→ DATASET EXTRACT
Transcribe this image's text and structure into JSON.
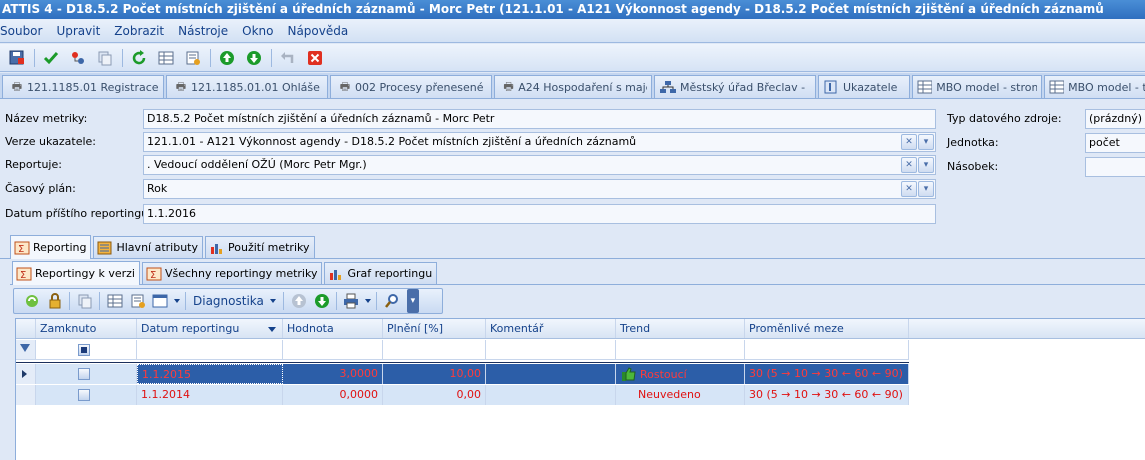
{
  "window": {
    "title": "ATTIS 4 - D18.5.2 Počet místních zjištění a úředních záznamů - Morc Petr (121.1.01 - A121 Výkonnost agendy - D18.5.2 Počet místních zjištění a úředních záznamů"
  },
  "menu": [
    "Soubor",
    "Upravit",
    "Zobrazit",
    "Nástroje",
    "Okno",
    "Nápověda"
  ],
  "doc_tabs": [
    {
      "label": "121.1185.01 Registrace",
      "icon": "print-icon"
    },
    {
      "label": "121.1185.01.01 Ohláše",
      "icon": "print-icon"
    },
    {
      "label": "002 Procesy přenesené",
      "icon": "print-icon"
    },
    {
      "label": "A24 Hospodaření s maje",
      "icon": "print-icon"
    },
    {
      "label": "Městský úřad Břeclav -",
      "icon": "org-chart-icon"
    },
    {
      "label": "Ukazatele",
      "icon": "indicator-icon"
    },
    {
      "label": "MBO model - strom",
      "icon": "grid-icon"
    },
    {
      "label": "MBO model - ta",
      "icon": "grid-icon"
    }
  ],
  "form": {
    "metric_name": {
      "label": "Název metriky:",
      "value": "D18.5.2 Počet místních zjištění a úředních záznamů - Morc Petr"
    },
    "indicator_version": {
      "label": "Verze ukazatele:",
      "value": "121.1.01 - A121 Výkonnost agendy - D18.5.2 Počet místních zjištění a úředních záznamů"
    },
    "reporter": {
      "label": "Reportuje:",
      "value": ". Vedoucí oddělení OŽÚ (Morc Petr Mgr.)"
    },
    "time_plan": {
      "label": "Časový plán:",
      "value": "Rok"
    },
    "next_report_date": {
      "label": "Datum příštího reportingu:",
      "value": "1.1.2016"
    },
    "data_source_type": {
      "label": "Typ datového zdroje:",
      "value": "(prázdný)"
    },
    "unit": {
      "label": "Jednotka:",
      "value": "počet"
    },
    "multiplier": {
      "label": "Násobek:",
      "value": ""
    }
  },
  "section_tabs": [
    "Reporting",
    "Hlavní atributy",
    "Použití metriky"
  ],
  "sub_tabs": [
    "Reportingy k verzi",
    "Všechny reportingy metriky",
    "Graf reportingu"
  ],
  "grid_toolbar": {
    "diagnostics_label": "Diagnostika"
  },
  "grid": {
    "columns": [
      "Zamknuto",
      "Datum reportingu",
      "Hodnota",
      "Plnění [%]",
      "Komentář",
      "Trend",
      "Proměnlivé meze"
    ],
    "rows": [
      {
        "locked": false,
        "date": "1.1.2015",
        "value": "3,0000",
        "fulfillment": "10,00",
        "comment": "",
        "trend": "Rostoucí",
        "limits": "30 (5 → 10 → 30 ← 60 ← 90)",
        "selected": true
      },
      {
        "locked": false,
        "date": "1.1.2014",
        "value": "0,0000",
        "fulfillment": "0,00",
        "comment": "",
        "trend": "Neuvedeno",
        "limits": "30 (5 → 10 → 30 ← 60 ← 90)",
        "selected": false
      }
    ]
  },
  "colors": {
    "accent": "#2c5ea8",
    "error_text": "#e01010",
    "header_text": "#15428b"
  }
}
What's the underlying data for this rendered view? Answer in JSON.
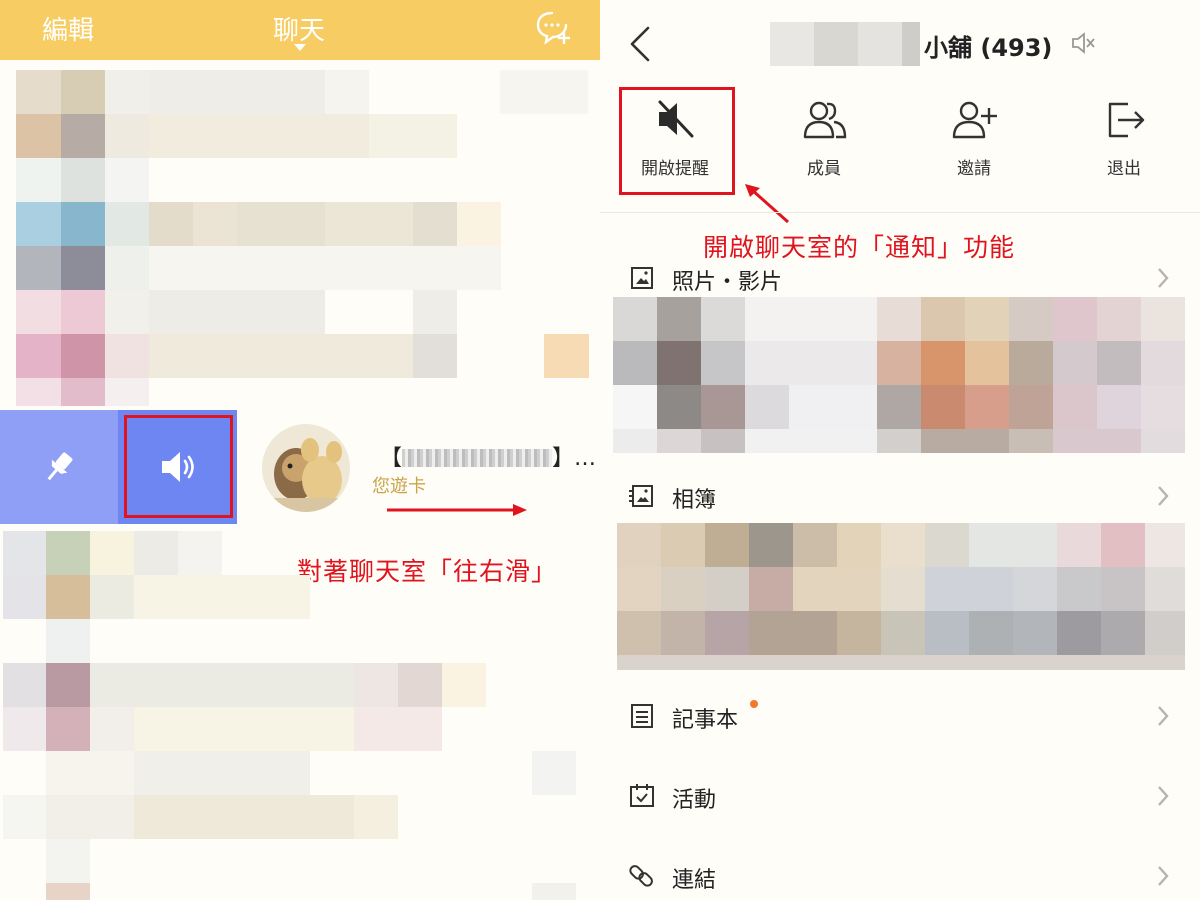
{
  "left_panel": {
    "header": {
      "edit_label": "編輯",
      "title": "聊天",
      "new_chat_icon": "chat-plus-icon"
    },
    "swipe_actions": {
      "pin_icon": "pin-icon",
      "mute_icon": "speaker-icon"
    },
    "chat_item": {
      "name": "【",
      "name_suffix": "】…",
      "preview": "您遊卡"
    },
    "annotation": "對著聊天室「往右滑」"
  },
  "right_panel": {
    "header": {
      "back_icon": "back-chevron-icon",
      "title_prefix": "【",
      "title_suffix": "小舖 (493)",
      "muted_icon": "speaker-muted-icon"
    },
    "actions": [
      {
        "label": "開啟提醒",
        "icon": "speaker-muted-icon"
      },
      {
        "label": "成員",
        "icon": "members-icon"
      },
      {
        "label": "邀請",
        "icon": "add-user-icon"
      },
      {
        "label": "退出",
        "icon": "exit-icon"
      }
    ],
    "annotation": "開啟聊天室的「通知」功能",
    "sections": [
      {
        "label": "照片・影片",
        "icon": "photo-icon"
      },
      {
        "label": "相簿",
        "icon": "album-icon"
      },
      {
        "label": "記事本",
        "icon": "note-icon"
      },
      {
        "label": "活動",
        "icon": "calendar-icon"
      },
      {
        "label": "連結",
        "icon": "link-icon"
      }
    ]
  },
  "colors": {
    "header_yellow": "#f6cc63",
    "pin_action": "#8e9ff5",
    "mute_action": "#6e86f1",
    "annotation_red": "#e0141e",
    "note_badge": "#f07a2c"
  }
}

→ DIRECTIONS FOR THIS TASK
Make a word-for-word copy of the entries, without any pictures.

→ SOLUTION TO THIS TASK
Transcribe this image's text and structure into JSON.
{
  "window": {
    "title": "ATTIS 4 - D18.5.2 Počet místních zjištění a úředních záznamů - Morc Petr (121.1.01 - A121 Výkonnost agendy - D18.5.2 Počet místních zjištění a úředních záznamů"
  },
  "menu": [
    "Soubor",
    "Upravit",
    "Zobrazit",
    "Nástroje",
    "Okno",
    "Nápověda"
  ],
  "doc_tabs": [
    {
      "label": "121.1185.01 Registrace",
      "icon": "print-icon"
    },
    {
      "label": "121.1185.01.01 Ohláše",
      "icon": "print-icon"
    },
    {
      "label": "002 Procesy přenesené",
      "icon": "print-icon"
    },
    {
      "label": "A24 Hospodaření s maje",
      "icon": "print-icon"
    },
    {
      "label": "Městský úřad Břeclav -",
      "icon": "org-chart-icon"
    },
    {
      "label": "Ukazatele",
      "icon": "indicator-icon"
    },
    {
      "label": "MBO model - strom",
      "icon": "grid-icon"
    },
    {
      "label": "MBO model - ta",
      "icon": "grid-icon"
    }
  ],
  "form": {
    "metric_name": {
      "label": "Název metriky:",
      "value": "D18.5.2 Počet místních zjištění a úředních záznamů - Morc Petr"
    },
    "indicator_version": {
      "label": "Verze ukazatele:",
      "value": "121.1.01 - A121 Výkonnost agendy - D18.5.2 Počet místních zjištění a úředních záznamů"
    },
    "reporter": {
      "label": "Reportuje:",
      "value": ". Vedoucí oddělení OŽÚ (Morc Petr Mgr.)"
    },
    "time_plan": {
      "label": "Časový plán:",
      "value": "Rok"
    },
    "next_report_date": {
      "label": "Datum příštího reportingu:",
      "value": "1.1.2016"
    },
    "data_source_type": {
      "label": "Typ datového zdroje:",
      "value": "(prázdný)"
    },
    "unit": {
      "label": "Jednotka:",
      "value": "počet"
    },
    "multiplier": {
      "label": "Násobek:",
      "value": ""
    }
  },
  "section_tabs": [
    "Reporting",
    "Hlavní atributy",
    "Použití metriky"
  ],
  "sub_tabs": [
    "Reportingy k verzi",
    "Všechny reportingy metriky",
    "Graf reportingu"
  ],
  "grid_toolbar": {
    "diagnostics_label": "Diagnostika"
  },
  "grid": {
    "columns": [
      "Zamknuto",
      "Datum reportingu",
      "Hodnota",
      "Plnění [%]",
      "Komentář",
      "Trend",
      "Proměnlivé meze"
    ],
    "rows": [
      {
        "locked": false,
        "date": "1.1.2015",
        "value": "3,0000",
        "fulfillment": "10,00",
        "comment": "",
        "trend": "Rostoucí",
        "limits": "30 (5 → 10 → 30 ← 60 ← 90)",
        "selected": true
      },
      {
        "locked": false,
        "date": "1.1.2014",
        "value": "0,0000",
        "fulfillment": "0,00",
        "comment": "",
        "trend": "Neuvedeno",
        "limits": "30 (5 → 10 → 30 ← 60 ← 90)",
        "selected": false
      }
    ]
  },
  "colors": {
    "accent": "#2c5ea8",
    "error_text": "#e01010",
    "header_text": "#15428b"
  }
}
What's the underlying data for this rendered view? Answer in JSON.
{
  "left_panel": {
    "header": {
      "edit_label": "編輯",
      "title": "聊天",
      "new_chat_icon": "chat-plus-icon"
    },
    "swipe_actions": {
      "pin_icon": "pin-icon",
      "mute_icon": "speaker-icon"
    },
    "chat_item": {
      "name": "【",
      "name_suffix": "】…",
      "preview": "您遊卡"
    },
    "annotation": "對著聊天室「往右滑」"
  },
  "right_panel": {
    "header": {
      "back_icon": "back-chevron-icon",
      "title_prefix": "【",
      "title_suffix": "小舖 (493)",
      "muted_icon": "speaker-muted-icon"
    },
    "actions": [
      {
        "label": "開啟提醒",
        "icon": "speaker-muted-icon"
      },
      {
        "label": "成員",
        "icon": "members-icon"
      },
      {
        "label": "邀請",
        "icon": "add-user-icon"
      },
      {
        "label": "退出",
        "icon": "exit-icon"
      }
    ],
    "annotation": "開啟聊天室的「通知」功能",
    "sections": [
      {
        "label": "照片・影片",
        "icon": "photo-icon"
      },
      {
        "label": "相簿",
        "icon": "album-icon"
      },
      {
        "label": "記事本",
        "icon": "note-icon"
      },
      {
        "label": "活動",
        "icon": "calendar-icon"
      },
      {
        "label": "連結",
        "icon": "link-icon"
      }
    ]
  },
  "colors": {
    "header_yellow": "#f6cc63",
    "pin_action": "#8e9ff5",
    "mute_action": "#6e86f1",
    "annotation_red": "#e0141e",
    "note_badge": "#f07a2c"
  }
}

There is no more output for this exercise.